:: TASK REQUIREMENTS ::
The entries below should be given again exactly, minus their pictures.

:: ENTRIES PROVIDED ::
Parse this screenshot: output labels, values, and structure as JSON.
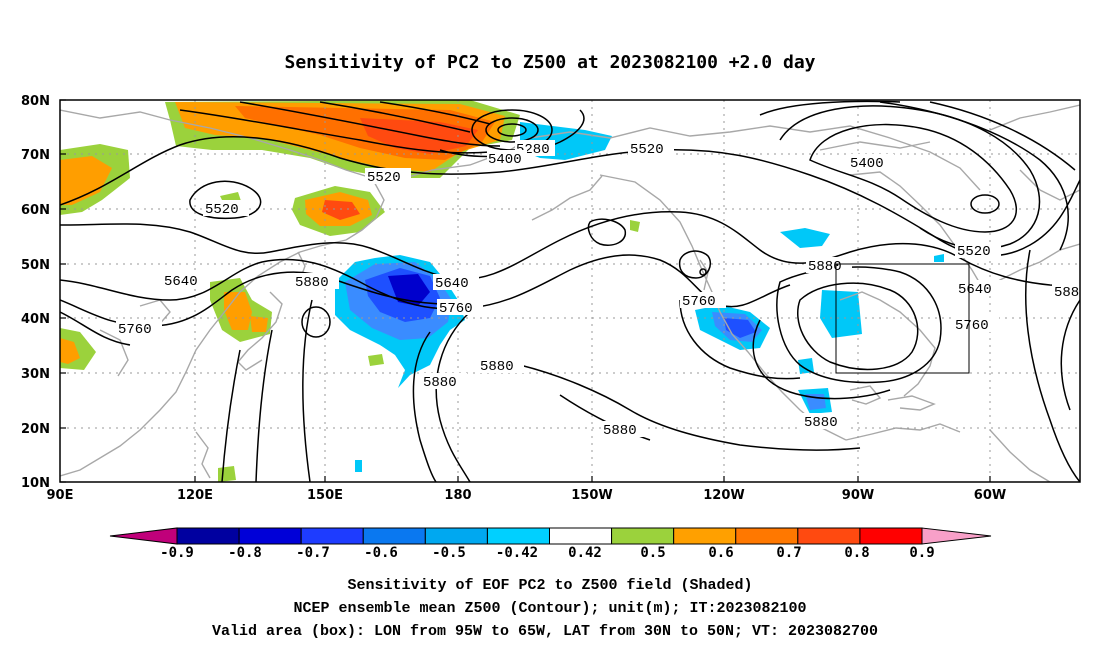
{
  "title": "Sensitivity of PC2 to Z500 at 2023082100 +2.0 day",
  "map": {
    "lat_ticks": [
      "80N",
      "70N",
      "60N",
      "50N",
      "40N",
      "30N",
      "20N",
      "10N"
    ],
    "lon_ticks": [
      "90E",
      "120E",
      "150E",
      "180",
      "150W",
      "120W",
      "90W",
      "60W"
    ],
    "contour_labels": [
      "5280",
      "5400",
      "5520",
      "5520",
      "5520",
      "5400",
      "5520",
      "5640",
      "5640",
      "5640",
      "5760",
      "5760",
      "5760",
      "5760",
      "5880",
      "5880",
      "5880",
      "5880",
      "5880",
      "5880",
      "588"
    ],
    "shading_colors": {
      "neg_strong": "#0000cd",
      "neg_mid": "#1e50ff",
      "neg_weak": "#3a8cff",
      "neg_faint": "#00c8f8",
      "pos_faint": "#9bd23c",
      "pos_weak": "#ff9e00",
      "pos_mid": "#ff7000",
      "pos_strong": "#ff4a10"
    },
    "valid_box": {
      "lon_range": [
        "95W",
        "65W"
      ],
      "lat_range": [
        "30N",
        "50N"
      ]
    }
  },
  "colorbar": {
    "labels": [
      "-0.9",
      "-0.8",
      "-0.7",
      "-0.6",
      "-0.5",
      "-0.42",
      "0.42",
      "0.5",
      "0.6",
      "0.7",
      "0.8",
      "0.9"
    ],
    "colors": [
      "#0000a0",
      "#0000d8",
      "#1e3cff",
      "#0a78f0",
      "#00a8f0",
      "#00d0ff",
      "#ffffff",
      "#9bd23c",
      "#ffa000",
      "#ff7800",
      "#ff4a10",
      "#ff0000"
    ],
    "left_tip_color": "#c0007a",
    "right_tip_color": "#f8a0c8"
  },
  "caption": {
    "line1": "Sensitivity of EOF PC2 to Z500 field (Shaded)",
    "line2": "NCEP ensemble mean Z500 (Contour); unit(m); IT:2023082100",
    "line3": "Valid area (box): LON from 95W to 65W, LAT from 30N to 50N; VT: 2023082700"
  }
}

:: EXERCISE ANSWER ::
Parse this screenshot: output labels, values, and structure as JSON.
{
  "title": "Sensitivity of PC2 to Z500 at 2023082100 +2.0 day",
  "map": {
    "lat_ticks": [
      "80N",
      "70N",
      "60N",
      "50N",
      "40N",
      "30N",
      "20N",
      "10N"
    ],
    "lon_ticks": [
      "90E",
      "120E",
      "150E",
      "180",
      "150W",
      "120W",
      "90W",
      "60W"
    ],
    "contour_labels": [
      "5280",
      "5400",
      "5520",
      "5520",
      "5520",
      "5400",
      "5520",
      "5640",
      "5640",
      "5640",
      "5760",
      "5760",
      "5760",
      "5760",
      "5880",
      "5880",
      "5880",
      "5880",
      "5880",
      "5880",
      "588"
    ],
    "shading_colors": {
      "neg_strong": "#0000cd",
      "neg_mid": "#1e50ff",
      "neg_weak": "#3a8cff",
      "neg_faint": "#00c8f8",
      "pos_faint": "#9bd23c",
      "pos_weak": "#ff9e00",
      "pos_mid": "#ff7000",
      "pos_strong": "#ff4a10"
    },
    "valid_box": {
      "lon_range": [
        "95W",
        "65W"
      ],
      "lat_range": [
        "30N",
        "50N"
      ]
    }
  },
  "colorbar": {
    "labels": [
      "-0.9",
      "-0.8",
      "-0.7",
      "-0.6",
      "-0.5",
      "-0.42",
      "0.42",
      "0.5",
      "0.6",
      "0.7",
      "0.8",
      "0.9"
    ],
    "colors": [
      "#0000a0",
      "#0000d8",
      "#1e3cff",
      "#0a78f0",
      "#00a8f0",
      "#00d0ff",
      "#ffffff",
      "#9bd23c",
      "#ffa000",
      "#ff7800",
      "#ff4a10",
      "#ff0000"
    ],
    "left_tip_color": "#c0007a",
    "right_tip_color": "#f8a0c8"
  },
  "caption": {
    "line1": "Sensitivity of EOF PC2 to Z500 field (Shaded)",
    "line2": "NCEP ensemble mean Z500 (Contour); unit(m); IT:2023082100",
    "line3": "Valid area (box): LON from 95W to 65W, LAT from 30N to 50N; VT: 2023082700"
  }
}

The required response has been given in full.